**WHAT YOU WILL DO**.
a. Transcribe the stretch of the commentary on the drug-pricing executive order from "Faster Generics, Biosimilars." through "importation from Canada.", word for word.
b. Go on with the commentary on the drug-pricing executive order, picking up right after its final sentence.

**PASSAGE PROVIDED**.
Pharmacy Benefit Managers (PBMs). Section 8 of the EO directs the Assistant to the President for Domestic Policy, in coordination with the Secretary of HHS, the OMB Director, and the Assistant to the President for Economic Policy, to provide recommendations to the President within 90 days on the supply chain with a focus on PBMs. It calls them middlemen which completely ticks off some people, so you know that the goal is not to be kind. They are looking for transparency and value with the hope that patients may see lower drug prices.

PBMs are likely to see increased scrutiny of their fees and payments and there is potential for regulations that improve the transparency of direct and indirect compensation received by PBMs. We will likely also see a deeper drive into the fees paid by PBMs to brokers for steering employer decisions. 

While the focus will likely stay on PBMs, I am wondering if the overall drive for high cost, high rebate over lower cost, lower rebates will emerge. We have built this system that thrives on the discounts and rebates from manufacturers. It paints manufacturers as greedy, hurts independent pharmacies and drives higher cost-sharing for patients. But it also greases the wheels that make wholesalers, pharmacies, PBMs and plans work (for now.) I want it to change but it feels like pushing a rock uphill. 

I’m not sure if the EO will end up doing much with Congress and states in on the action but we could see some IRS or Department of Labor changes. 

Faster Generics, Biosimilars. Section 9 of the EO requires HHS, through the Food and Drug Administration (FDA), to issue a report providing administrative and legislative recommendations aimed at accelerating the approval of generics, biosimilars, combination products, and second-in-class brand name medications within 180 days. The report will also focus on improving the process for reclassifying prescription drugs as over the counter (OTC) medications, including identifying drugs that can be safely provided to patients without a prescription.

All within an FDA that has just been crushed with layoffs, but sure. I understand the OTC part and I think that makes sense, we’ve talked about this for years and have seen it in action (hi Nexium.) 

Importation. Section 10 of the EO directs the FDA to streamline the process for states to get approval for importation from Canada.

There has been the ability to do importation for over 20 years, but no Secretary of HHS wanted to act on it because of quality and safety concerns. Under the first Trump Administration there was a push to get states to move forward on their own importation plans but, as it turns out, it is hard to implement.  Florida has FDA approval, has identified 14 drugs it intends to import from Canada but has ultimately stalled in their efforts.

**DATA**.
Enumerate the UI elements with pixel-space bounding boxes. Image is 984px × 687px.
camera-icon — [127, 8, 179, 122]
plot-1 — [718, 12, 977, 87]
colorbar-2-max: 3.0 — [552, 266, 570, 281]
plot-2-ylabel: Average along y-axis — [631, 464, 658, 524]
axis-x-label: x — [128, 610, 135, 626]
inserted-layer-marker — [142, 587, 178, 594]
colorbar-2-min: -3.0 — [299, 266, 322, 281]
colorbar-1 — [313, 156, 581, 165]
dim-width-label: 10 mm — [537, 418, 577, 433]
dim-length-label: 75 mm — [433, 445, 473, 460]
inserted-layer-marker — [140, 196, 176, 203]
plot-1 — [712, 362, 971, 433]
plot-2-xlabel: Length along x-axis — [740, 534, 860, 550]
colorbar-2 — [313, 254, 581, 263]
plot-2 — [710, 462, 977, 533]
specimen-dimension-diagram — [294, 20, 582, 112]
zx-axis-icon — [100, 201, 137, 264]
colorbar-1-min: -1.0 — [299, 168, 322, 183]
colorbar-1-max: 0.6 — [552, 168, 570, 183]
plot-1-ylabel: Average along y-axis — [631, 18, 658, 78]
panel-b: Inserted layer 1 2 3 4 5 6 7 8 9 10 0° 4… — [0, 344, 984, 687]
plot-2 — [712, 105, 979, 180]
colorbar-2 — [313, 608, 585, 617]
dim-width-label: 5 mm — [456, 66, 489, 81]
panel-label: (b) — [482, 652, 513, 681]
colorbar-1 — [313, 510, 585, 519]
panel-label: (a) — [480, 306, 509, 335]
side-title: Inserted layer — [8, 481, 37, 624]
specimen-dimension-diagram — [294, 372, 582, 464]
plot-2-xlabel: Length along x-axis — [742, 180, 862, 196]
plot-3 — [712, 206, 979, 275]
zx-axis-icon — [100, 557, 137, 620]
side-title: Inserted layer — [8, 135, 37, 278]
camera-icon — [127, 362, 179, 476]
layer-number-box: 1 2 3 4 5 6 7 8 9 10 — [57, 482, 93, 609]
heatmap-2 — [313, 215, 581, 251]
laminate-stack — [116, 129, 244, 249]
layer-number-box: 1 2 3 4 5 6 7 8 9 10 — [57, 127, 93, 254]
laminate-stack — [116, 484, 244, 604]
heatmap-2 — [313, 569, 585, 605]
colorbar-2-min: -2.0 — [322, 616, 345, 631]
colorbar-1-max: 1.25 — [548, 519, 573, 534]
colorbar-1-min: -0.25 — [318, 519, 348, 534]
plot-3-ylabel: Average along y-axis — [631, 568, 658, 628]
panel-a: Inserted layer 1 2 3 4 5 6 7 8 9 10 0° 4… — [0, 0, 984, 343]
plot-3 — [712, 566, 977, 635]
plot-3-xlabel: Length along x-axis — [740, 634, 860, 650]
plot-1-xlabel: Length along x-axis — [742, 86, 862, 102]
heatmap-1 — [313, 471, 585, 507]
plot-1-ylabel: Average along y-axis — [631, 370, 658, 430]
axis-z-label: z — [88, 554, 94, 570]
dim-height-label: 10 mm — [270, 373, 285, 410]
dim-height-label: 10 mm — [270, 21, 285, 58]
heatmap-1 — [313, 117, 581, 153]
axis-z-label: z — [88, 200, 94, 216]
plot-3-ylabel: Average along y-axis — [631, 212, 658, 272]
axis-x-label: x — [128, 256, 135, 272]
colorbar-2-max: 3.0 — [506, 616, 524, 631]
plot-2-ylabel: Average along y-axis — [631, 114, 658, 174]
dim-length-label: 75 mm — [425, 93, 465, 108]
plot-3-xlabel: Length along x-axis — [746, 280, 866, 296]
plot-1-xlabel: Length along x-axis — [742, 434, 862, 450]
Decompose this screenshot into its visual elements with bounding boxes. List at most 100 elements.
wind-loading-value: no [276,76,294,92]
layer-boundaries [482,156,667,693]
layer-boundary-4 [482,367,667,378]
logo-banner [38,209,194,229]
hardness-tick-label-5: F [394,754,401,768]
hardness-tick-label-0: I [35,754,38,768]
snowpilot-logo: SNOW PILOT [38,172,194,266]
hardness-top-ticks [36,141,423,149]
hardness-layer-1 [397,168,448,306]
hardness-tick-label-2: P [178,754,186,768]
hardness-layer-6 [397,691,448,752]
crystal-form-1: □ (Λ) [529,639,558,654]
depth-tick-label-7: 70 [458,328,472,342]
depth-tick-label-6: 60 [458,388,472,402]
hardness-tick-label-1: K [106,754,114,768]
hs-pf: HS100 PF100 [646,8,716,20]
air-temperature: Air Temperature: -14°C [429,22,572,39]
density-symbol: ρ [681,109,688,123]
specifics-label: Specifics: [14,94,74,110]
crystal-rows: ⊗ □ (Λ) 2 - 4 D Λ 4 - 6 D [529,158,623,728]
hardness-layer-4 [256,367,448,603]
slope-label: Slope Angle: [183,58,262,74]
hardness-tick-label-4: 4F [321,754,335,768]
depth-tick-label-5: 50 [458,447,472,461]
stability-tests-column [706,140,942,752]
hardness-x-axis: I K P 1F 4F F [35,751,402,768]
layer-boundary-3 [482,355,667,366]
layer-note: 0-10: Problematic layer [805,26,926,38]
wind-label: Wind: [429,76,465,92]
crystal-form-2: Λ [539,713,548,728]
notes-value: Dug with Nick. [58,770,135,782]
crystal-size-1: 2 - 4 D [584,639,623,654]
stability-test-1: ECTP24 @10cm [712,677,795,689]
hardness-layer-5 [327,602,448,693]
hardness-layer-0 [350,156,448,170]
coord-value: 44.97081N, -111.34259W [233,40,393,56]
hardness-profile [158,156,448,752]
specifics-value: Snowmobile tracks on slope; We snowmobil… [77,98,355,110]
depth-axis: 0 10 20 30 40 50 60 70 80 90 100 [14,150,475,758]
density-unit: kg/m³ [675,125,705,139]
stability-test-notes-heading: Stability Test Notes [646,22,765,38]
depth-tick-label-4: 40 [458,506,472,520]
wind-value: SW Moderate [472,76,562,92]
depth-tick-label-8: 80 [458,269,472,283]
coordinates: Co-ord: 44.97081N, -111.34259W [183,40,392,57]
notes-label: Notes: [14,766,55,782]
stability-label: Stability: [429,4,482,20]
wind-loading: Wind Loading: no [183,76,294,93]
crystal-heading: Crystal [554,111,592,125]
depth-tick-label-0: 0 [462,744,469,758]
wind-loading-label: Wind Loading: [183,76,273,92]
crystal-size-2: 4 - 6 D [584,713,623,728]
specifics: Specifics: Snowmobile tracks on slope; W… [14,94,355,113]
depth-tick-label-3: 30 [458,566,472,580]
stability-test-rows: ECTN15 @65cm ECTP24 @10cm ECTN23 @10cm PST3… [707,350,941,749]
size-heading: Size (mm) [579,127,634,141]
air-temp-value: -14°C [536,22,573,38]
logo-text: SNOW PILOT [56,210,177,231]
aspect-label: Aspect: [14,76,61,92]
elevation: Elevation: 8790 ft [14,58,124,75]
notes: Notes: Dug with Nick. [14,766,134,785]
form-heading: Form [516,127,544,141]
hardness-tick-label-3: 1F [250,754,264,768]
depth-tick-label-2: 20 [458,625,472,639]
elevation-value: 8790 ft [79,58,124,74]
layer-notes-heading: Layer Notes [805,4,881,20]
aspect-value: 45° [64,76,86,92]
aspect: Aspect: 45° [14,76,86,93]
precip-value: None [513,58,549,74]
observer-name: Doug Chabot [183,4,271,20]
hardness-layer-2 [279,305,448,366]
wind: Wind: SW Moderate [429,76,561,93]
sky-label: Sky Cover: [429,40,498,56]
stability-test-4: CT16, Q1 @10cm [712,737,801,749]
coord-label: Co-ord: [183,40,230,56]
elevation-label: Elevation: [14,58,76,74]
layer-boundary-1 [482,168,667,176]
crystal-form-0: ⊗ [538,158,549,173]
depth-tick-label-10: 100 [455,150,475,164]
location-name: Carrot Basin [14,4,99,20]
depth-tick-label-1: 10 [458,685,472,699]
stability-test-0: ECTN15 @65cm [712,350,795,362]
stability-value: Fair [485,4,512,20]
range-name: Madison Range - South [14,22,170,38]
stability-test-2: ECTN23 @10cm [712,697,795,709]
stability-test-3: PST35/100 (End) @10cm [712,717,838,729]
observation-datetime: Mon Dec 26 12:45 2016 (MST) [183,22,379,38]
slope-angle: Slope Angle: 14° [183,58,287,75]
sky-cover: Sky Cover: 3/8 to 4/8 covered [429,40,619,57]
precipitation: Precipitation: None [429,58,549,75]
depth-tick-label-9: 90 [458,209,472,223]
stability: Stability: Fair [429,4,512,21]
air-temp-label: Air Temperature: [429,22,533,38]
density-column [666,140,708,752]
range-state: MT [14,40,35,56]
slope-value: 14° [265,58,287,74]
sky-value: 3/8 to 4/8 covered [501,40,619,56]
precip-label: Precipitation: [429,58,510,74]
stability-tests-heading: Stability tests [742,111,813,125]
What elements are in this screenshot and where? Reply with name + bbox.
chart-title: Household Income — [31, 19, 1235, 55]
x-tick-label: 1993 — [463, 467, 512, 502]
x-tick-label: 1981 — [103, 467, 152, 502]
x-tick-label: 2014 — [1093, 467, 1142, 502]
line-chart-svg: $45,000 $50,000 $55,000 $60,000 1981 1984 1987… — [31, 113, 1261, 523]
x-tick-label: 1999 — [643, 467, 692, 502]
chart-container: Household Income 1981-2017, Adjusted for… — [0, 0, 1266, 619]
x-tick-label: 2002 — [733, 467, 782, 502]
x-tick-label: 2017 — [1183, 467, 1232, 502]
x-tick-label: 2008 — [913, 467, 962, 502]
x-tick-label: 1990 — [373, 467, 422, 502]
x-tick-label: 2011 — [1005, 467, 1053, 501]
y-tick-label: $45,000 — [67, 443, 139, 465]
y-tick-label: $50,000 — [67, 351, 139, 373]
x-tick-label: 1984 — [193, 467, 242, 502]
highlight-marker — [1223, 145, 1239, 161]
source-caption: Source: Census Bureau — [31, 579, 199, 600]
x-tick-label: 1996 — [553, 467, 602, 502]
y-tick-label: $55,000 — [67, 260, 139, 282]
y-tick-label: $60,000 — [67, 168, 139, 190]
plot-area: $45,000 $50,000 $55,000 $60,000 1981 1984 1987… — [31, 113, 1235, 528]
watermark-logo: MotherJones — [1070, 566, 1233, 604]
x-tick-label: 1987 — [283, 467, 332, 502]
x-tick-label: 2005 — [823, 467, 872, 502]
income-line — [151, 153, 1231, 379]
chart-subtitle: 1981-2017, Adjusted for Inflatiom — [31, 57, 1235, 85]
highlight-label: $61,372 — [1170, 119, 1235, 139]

**RESULTS FOR THE EXERCISE**.
a.
Faster Generics, Biosimilars. Section 9 of the EO requires HHS, through the Food and Drug Administration (FDA), to issue a report providing administrative and legislative recommendations aimed at accelerating the approval of generics, biosimilars, combination products, and second-in-class brand name medications within 180 days. The report will also focus on improving the process for reclassifying prescription drugs as over the counter (OTC) medications, including identifying drugs that can be safely provided to patients without a prescription.

All within an FDA that has just been crushed with layoffs, but sure. I understand the OTC part and I think that makes sense, we’ve talked about this for years and have seen it in action (hi Nexium.) 

Importation. Section 10 of the EO directs the FDA to streamline the process for states to get approval for importation from Canada.

b.
So, with importation the issue is we want to guarantee safety of the product, so Canada is often looked at, but they are a country with a population about the size of California. It isn’t reasonable to expect them to start exporting drugs here (and that is without the issues of the last few months.)

And what isn’t mentioned is tariffs. Are these products exempt? Overall, this is a populist idea that has little viability for now.

Site Neutrality. It costs more to use a hospital outpatient department than a provider office so… Section 11 of the EO directs the Sectary of HHS, if appropriate and consistent with applicable law, propose regulations within 180 days. Not required, just sounds he can do something if he feels like.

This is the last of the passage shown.